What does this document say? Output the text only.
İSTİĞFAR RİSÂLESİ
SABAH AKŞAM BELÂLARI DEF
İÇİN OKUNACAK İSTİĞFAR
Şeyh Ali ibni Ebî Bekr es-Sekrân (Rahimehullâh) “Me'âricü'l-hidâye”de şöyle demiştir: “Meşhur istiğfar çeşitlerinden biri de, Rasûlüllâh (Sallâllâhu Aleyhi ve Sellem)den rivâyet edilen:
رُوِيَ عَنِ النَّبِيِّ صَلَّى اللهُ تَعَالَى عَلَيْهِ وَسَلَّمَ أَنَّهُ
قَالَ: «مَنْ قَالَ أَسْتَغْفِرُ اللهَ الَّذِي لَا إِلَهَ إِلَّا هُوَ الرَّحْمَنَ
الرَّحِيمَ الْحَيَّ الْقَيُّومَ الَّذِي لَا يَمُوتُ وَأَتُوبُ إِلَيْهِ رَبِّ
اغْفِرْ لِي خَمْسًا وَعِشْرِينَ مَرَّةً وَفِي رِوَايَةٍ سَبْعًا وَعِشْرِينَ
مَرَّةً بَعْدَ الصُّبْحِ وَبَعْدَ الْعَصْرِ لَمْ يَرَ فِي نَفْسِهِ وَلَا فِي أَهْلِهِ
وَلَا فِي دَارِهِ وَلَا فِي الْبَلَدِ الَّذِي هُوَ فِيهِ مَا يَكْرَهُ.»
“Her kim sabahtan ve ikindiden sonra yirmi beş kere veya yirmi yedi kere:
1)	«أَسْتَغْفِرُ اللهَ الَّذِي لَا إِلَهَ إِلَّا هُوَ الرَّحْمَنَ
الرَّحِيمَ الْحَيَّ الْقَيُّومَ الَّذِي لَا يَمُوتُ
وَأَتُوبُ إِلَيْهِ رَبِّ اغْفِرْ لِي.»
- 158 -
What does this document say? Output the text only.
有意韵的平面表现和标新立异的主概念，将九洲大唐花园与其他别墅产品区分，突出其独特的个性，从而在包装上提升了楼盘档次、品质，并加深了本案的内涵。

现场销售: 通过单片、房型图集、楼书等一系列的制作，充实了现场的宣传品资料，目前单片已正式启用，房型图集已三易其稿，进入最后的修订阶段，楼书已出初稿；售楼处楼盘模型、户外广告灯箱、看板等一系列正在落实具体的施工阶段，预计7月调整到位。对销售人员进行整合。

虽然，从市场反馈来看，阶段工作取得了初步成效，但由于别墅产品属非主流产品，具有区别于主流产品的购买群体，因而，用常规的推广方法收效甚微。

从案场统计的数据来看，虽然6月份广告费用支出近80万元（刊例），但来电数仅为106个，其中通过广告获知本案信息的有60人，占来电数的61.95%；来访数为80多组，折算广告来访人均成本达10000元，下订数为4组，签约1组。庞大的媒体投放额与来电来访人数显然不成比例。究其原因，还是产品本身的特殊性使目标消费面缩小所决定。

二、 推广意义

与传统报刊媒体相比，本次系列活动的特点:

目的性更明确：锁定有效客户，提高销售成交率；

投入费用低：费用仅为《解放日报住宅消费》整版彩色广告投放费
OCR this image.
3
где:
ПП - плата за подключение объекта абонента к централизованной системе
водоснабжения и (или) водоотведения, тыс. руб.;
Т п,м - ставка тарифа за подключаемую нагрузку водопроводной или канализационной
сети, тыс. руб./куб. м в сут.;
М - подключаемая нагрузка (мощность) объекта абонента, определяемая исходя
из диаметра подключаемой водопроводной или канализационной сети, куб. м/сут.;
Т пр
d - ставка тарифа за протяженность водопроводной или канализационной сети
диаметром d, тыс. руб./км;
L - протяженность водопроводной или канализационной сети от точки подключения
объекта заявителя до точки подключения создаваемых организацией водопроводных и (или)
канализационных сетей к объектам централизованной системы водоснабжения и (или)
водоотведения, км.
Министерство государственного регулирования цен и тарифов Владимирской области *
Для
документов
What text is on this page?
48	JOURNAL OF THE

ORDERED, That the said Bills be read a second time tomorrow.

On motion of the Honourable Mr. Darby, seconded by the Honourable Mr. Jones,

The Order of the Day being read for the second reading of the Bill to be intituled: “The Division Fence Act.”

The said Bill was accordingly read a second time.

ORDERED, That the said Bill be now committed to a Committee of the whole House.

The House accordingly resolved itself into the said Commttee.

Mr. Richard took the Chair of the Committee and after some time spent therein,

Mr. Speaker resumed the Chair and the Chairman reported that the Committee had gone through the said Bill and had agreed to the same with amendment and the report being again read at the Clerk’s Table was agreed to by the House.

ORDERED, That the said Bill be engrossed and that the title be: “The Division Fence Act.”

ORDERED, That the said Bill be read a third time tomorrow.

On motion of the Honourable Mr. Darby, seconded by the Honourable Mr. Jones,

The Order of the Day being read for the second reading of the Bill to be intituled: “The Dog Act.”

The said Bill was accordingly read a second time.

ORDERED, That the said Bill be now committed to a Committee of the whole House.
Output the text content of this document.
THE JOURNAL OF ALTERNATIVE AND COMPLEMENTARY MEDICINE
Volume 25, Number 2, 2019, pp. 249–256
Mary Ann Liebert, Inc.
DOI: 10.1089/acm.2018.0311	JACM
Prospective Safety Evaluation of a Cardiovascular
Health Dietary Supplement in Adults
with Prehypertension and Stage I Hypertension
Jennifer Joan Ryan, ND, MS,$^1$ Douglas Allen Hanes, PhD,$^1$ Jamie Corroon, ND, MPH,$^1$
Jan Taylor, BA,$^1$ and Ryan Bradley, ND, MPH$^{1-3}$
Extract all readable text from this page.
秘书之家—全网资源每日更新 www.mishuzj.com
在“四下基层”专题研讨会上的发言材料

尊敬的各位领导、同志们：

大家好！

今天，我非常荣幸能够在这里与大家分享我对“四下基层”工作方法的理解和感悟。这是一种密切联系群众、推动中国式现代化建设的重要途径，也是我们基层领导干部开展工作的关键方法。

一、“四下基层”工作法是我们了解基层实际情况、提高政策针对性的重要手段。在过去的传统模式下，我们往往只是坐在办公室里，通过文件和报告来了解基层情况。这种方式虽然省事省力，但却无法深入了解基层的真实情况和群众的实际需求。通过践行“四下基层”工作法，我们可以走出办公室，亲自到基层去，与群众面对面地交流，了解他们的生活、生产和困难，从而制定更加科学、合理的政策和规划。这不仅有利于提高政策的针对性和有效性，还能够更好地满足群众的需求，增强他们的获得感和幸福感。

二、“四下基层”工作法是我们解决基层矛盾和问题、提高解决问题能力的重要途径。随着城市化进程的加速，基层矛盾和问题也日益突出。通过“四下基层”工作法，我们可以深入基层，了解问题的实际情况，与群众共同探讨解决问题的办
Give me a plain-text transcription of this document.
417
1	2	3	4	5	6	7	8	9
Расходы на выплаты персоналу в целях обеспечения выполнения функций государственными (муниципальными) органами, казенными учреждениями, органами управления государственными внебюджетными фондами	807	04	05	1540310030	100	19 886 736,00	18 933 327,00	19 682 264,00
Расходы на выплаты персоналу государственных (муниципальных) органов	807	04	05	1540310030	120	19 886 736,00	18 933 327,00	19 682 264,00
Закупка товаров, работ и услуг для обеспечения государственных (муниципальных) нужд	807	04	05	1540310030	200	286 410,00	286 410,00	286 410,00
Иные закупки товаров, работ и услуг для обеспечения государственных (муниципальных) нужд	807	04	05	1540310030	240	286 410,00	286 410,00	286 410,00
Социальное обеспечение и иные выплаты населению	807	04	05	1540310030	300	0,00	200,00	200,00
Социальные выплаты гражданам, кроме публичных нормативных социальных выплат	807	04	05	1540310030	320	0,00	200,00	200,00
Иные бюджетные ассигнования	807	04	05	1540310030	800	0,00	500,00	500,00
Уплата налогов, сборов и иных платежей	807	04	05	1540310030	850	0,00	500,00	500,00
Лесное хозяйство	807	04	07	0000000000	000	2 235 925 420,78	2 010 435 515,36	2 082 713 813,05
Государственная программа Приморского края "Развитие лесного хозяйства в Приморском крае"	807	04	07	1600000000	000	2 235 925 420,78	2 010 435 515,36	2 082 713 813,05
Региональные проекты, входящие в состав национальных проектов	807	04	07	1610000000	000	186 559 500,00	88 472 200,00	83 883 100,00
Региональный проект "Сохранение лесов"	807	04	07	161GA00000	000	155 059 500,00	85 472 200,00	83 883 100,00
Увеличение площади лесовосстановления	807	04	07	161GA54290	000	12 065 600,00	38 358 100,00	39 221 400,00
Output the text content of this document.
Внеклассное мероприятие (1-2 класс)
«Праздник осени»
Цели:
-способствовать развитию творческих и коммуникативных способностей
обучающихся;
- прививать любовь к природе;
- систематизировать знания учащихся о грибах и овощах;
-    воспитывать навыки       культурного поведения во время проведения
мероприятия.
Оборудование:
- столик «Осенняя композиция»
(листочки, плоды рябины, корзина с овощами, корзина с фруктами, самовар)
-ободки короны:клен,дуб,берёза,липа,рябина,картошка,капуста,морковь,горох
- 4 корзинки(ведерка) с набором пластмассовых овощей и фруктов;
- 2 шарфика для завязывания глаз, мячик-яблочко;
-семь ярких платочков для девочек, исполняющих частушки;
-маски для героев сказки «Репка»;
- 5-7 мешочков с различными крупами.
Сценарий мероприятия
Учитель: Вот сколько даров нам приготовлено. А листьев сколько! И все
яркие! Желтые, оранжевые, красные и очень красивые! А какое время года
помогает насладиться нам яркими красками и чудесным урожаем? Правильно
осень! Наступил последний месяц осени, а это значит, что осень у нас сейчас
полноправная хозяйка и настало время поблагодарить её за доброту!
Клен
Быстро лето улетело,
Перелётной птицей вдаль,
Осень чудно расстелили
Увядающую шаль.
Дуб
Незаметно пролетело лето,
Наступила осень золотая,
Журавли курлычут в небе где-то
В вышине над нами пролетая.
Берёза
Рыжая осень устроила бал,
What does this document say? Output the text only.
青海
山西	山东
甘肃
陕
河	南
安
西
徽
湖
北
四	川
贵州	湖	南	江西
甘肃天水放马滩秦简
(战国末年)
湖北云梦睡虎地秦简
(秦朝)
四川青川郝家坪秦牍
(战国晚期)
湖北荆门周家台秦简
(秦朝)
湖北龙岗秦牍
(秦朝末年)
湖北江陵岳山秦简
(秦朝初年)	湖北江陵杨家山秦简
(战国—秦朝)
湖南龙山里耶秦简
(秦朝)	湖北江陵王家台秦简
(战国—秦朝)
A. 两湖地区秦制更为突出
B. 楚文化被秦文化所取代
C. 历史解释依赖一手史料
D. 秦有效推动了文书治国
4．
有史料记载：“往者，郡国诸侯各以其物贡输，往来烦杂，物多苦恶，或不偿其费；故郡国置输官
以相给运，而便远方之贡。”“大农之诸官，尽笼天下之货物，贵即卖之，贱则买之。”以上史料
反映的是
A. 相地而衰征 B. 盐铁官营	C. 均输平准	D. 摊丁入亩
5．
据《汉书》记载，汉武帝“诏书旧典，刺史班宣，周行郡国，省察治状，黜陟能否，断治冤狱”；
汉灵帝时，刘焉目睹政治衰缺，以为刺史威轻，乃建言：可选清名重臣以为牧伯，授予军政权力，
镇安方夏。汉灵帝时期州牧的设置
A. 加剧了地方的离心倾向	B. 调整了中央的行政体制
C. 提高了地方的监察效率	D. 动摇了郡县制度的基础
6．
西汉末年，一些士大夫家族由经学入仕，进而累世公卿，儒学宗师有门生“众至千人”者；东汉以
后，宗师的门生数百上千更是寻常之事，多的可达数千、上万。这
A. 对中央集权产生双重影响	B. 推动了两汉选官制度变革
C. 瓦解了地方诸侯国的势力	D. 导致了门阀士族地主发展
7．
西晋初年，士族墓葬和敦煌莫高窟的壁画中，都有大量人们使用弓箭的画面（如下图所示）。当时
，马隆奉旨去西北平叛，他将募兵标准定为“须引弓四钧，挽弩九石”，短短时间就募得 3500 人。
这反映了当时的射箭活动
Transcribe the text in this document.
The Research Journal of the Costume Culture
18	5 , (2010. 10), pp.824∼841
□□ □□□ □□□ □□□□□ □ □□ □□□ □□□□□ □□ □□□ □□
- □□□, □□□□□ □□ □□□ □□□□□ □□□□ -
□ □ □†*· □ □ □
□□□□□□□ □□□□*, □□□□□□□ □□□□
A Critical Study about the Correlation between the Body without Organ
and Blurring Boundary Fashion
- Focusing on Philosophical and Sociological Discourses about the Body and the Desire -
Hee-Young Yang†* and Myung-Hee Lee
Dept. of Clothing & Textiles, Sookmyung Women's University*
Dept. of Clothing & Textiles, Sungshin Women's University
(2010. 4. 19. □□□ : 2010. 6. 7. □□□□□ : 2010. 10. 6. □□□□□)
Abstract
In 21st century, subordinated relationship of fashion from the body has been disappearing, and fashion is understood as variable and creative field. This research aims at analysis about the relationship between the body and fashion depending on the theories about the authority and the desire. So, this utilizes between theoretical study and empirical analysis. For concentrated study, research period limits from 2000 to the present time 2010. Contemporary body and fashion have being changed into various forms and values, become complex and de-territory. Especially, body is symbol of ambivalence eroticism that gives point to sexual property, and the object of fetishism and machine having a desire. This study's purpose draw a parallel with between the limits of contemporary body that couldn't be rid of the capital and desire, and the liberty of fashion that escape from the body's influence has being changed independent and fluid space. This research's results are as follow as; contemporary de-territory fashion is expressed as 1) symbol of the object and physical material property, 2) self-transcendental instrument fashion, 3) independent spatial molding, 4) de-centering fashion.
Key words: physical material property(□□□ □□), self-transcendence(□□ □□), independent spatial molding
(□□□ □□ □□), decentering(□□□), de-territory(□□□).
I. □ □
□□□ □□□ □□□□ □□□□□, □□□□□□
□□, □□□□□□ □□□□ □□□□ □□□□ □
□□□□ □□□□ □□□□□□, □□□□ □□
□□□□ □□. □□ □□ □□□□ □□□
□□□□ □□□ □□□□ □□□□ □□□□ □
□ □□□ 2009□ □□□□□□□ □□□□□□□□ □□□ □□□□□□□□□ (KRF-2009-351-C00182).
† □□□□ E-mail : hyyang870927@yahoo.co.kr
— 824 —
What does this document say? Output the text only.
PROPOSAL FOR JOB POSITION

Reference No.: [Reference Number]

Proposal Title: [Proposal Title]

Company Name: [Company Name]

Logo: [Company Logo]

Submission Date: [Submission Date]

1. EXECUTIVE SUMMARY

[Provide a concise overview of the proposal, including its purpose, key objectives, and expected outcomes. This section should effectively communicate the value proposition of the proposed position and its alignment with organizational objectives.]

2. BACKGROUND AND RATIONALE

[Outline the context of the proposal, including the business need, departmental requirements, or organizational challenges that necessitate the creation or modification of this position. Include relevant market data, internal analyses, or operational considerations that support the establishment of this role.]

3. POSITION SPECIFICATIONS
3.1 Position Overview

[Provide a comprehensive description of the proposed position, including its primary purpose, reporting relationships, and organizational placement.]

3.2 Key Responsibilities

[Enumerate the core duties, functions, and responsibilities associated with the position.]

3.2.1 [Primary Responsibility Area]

WHAT YOU ARE ASKED TO DO:
Copy out every line holding the string "İSTİĞFAR".

SOLUTION:
İSTİĞFAR RİSÂLESİ
İÇİN OKUNACAK İSTİĞFAR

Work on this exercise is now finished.